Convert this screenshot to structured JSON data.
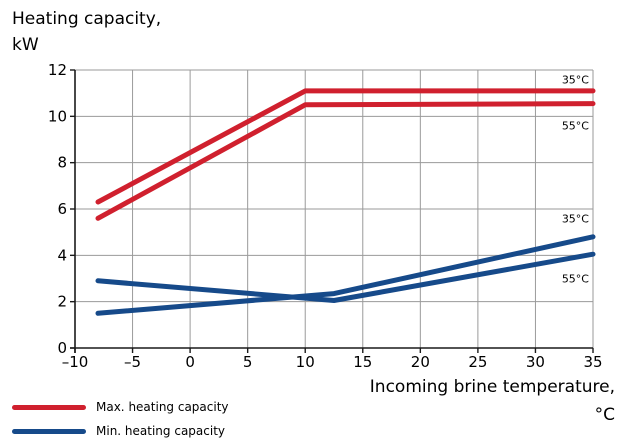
{
  "chart_data": {
    "type": "line",
    "ylabel_lines": [
      "Heating capacity,",
      "kW"
    ],
    "xlabel_lines": [
      "Incoming brine temperature,",
      "°C"
    ],
    "xlim": [
      -10,
      35
    ],
    "ylim": [
      0,
      12
    ],
    "xticks": [
      -10,
      -5,
      0,
      5,
      10,
      15,
      20,
      25,
      30,
      35
    ],
    "xtick_labels": [
      "–10",
      "–5",
      "0",
      "5",
      "10",
      "15",
      "20",
      "25",
      "30",
      "35"
    ],
    "yticks": [
      0,
      2,
      4,
      6,
      8,
      10,
      12
    ],
    "grid": true,
    "legend_position": "bottom-left",
    "series": [
      {
        "group": "max",
        "label": "35°C",
        "color": "#d0202e",
        "x": [
          -8,
          10,
          35
        ],
        "y": [
          6.3,
          11.1,
          11.1
        ]
      },
      {
        "group": "max",
        "label": "55°C",
        "color": "#d0202e",
        "x": [
          -8,
          10,
          35
        ],
        "y": [
          5.6,
          10.5,
          10.55
        ]
      },
      {
        "group": "min",
        "label": "35°C",
        "color": "#164a8a",
        "x": [
          -8,
          12.5,
          35
        ],
        "y": [
          1.5,
          2.35,
          4.8
        ]
      },
      {
        "group": "min",
        "label": "55°C",
        "color": "#164a8a",
        "x": [
          -8,
          12.5,
          35
        ],
        "y": [
          2.9,
          2.05,
          4.05
        ]
      }
    ],
    "legend": [
      {
        "name": "Max. heating capacity",
        "color": "#d0202e"
      },
      {
        "name": "Min. heating capacity",
        "color": "#164a8a"
      }
    ],
    "series_labels": [
      {
        "text": "35°C",
        "y": 11.6
      },
      {
        "text": "55°C",
        "y": 9.6
      },
      {
        "text": "35°C",
        "y": 5.6
      },
      {
        "text": "55°C",
        "y": 3.0
      }
    ]
  }
}
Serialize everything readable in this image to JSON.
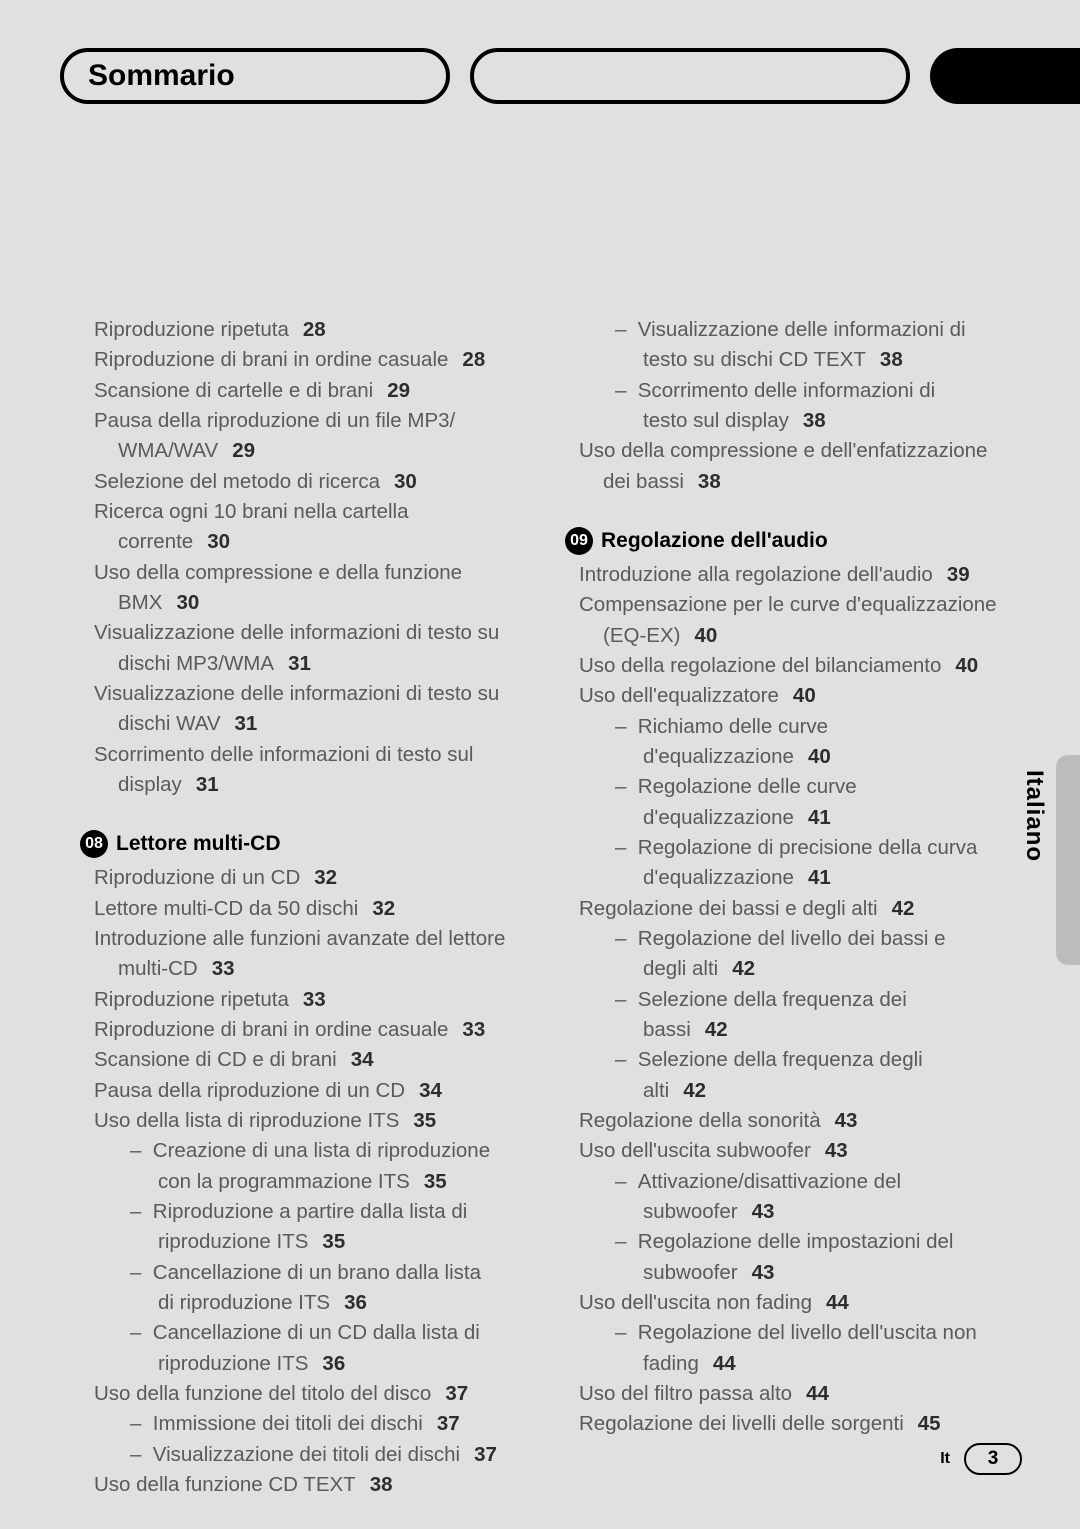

________

- TASK INSTRUCTIONS: Copy out each line word for word, please, skipping the images.

- CORRECT RESULT:
Convert this screenshot to structured JSON data.
{
  "chart_data": {
    "type": "line",
    "ylabel_lines": [
      "Heating capacity,",
      "kW"
    ],
    "xlabel_lines": [
      "Incoming brine temperature,",
      "°C"
    ],
    "xlim": [
      -10,
      35
    ],
    "ylim": [
      0,
      12
    ],
    "xticks": [
      -10,
      -5,
      0,
      5,
      10,
      15,
      20,
      25,
      30,
      35
    ],
    "xtick_labels": [
      "–10",
      "–5",
      "0",
      "5",
      "10",
      "15",
      "20",
      "25",
      "30",
      "35"
    ],
    "yticks": [
      0,
      2,
      4,
      6,
      8,
      10,
      12
    ],
    "grid": true,
    "legend_position": "bottom-left",
    "series": [
      {
        "group": "max",
        "label": "35°C",
        "color": "#d0202e",
        "x": [
          -8,
          10,
          35
        ],
        "y": [
          6.3,
          11.1,
          11.1
        ]
      },
      {
        "group": "max",
        "label": "55°C",
        "color": "#d0202e",
        "x": [
          -8,
          10,
          35
        ],
        "y": [
          5.6,
          10.5,
          10.55
        ]
      },
      {
        "group": "min",
        "label": "35°C",
        "color": "#164a8a",
        "x": [
          -8,
          12.5,
          35
        ],
        "y": [
          1.5,
          2.35,
          4.8
        ]
      },
      {
        "group": "min",
        "label": "55°C",
        "color": "#164a8a",
        "x": [
          -8,
          12.5,
          35
        ],
        "y": [
          2.9,
          2.05,
          4.05
        ]
      }
    ],
    "legend": [
      {
        "name": "Max. heating capacity",
        "color": "#d0202e"
      },
      {
        "name": "Min. heating capacity",
        "color": "#164a8a"
      }
    ],
    "series_labels": [
      {
        "text": "35°C",
        "y": 11.6
      },
      {
        "text": "55°C",
        "y": 9.6
      },
      {
        "text": "35°C",
        "y": 5.6
      },
      {
        "text": "55°C",
        "y": 3.0
      }
    ]
  }
}
Serialize everything readable in this image to JSON.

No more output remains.